[Begin Given data]
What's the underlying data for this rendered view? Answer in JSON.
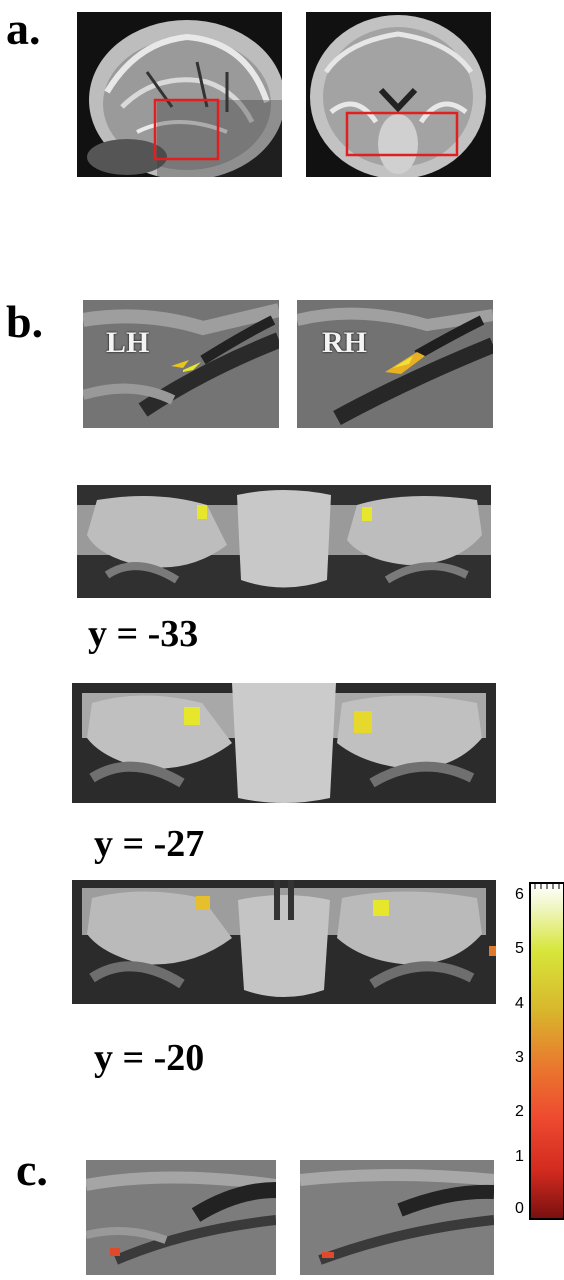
{
  "panel_labels": {
    "a": "a.",
    "b": "b.",
    "c": "c."
  },
  "hemisphere_labels": {
    "left": "LH",
    "right": "RH"
  },
  "slice_labels": [
    "y = -33",
    "y = -27",
    "y = -20"
  ],
  "colorbar": {
    "ticks": [
      "6",
      "5",
      "4",
      "3",
      "2",
      "1",
      "0"
    ],
    "colors": {
      "low": "#7a1010",
      "mid": "#e97a2e",
      "high": "#ffffff"
    }
  }
}
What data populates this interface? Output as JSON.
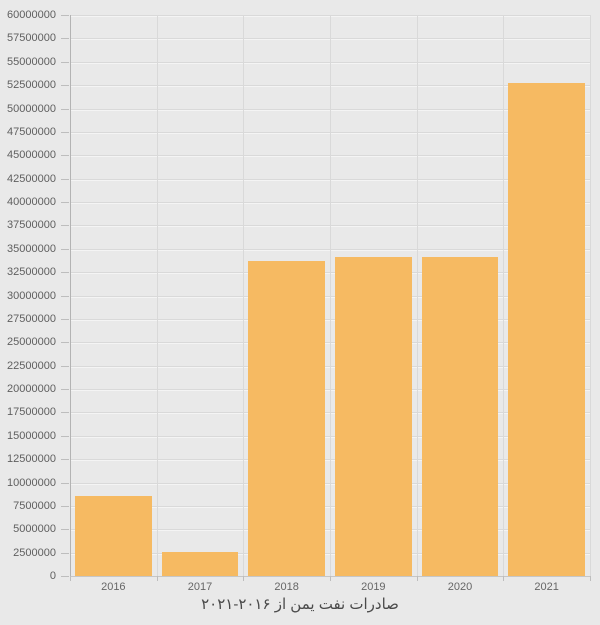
{
  "chart_data": {
    "type": "bar",
    "title": "صادرات نفت یمن از ۲۰۱۶-۲۰۲۱",
    "xlabel": "",
    "ylabel": "",
    "categories": [
      "2016",
      "2017",
      "2018",
      "2019",
      "2020",
      "2021"
    ],
    "values": [
      8600000,
      2600000,
      33700000,
      34150000,
      34100000,
      52700000
    ],
    "ylim": [
      0,
      60000000
    ],
    "ytick_step": 2500000,
    "yticks": [
      0,
      2500000,
      5000000,
      7500000,
      10000000,
      12500000,
      15000000,
      17500000,
      20000000,
      22500000,
      25000000,
      27500000,
      30000000,
      32500000,
      35000000,
      37500000,
      40000000,
      42500000,
      45000000,
      47500000,
      50000000,
      52500000,
      55000000,
      57500000,
      60000000
    ],
    "grid": true,
    "legend": false,
    "colors": {
      "bar": "#f6ba62",
      "background": "#e9e9e9",
      "gridline": "#d9d9d9",
      "y_axis_line": "#b3b3b3",
      "x_axis_line": "#c6c6c6",
      "tick_mark": "#bdbdbd",
      "y_label_text": "#5f5f5f",
      "x_label_text": "#666666",
      "title_text": "#4a4a4a"
    }
  }
}
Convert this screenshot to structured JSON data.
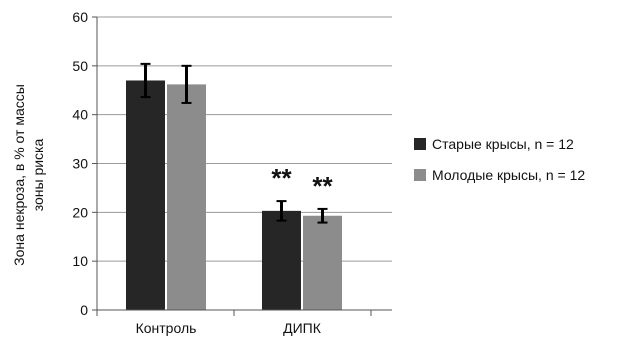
{
  "chart_data": {
    "type": "bar",
    "categories": [
      "Контроль",
      "ДИПК"
    ],
    "series": [
      {
        "name": "Старые крысы, n = 12",
        "color": "#262626",
        "values": [
          47,
          20.3
        ],
        "errors": [
          3.4,
          2.0
        ],
        "significance": [
          "",
          "**"
        ]
      },
      {
        "name": "Молодые крысы, n = 12",
        "color": "#8c8c8c",
        "values": [
          46.2,
          19.3
        ],
        "errors": [
          3.8,
          1.4
        ],
        "significance": [
          "",
          "**"
        ]
      }
    ],
    "title": "",
    "xlabel": "",
    "ylabel_lines": [
      "Зона некроза, в % от массы",
      "зоны риска"
    ],
    "ylim": [
      0,
      60
    ],
    "yticks": [
      0,
      10,
      20,
      30,
      40,
      50,
      60
    ],
    "grid": true,
    "legend_position": "right"
  }
}
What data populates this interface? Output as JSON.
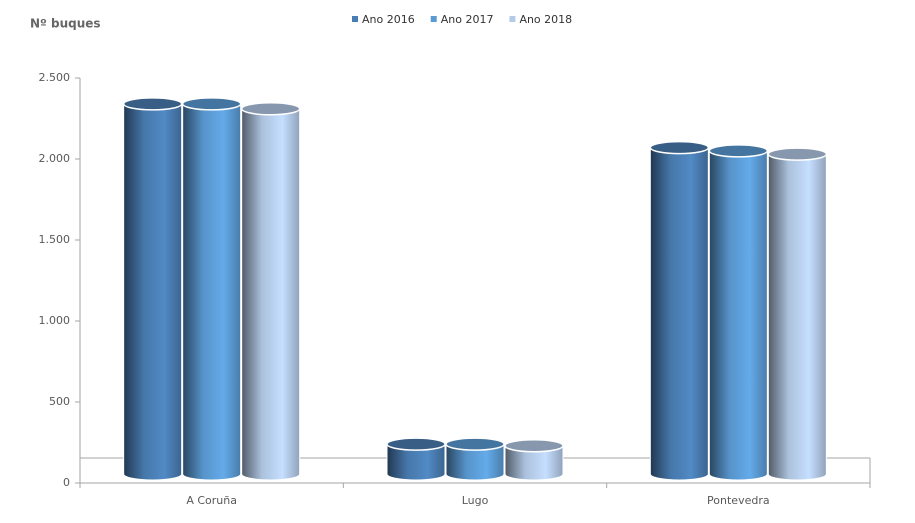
{
  "chart_data": {
    "type": "bar",
    "y_label": "Nº buques",
    "categories": [
      "A Coruña",
      "Lugo",
      "Pontevedra"
    ],
    "series": [
      {
        "name": "Ano 2016",
        "color": "#4a7db3",
        "values": [
          2340,
          240,
          2070
        ]
      },
      {
        "name": "Ano 2017",
        "color": "#5b9bd5",
        "values": [
          2340,
          240,
          2050
        ]
      },
      {
        "name": "Ano 2018",
        "color": "#b4cbe8",
        "values": [
          2310,
          230,
          2030
        ]
      }
    ],
    "ylim": [
      0,
      2500
    ],
    "yticks": [
      0,
      500,
      {
        "value": 1000,
        "label": "1.000"
      },
      {
        "value": 1500,
        "label": "1.500"
      },
      {
        "value": 2000,
        "label": "2.000"
      },
      {
        "value": 2500,
        "label": "2.500"
      }
    ],
    "legend": "top"
  }
}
[End Given data]
# [Task description]
Among the records above, find each line holding the string "name" and pull it out.

# [Solution]
        "name": "Старые крысы, n = 12",
        "name": "Молодые крысы, n = 12",
        "name": "Ano 2016",
        "name": "Ano 2017",
        "name": "Ano 2018",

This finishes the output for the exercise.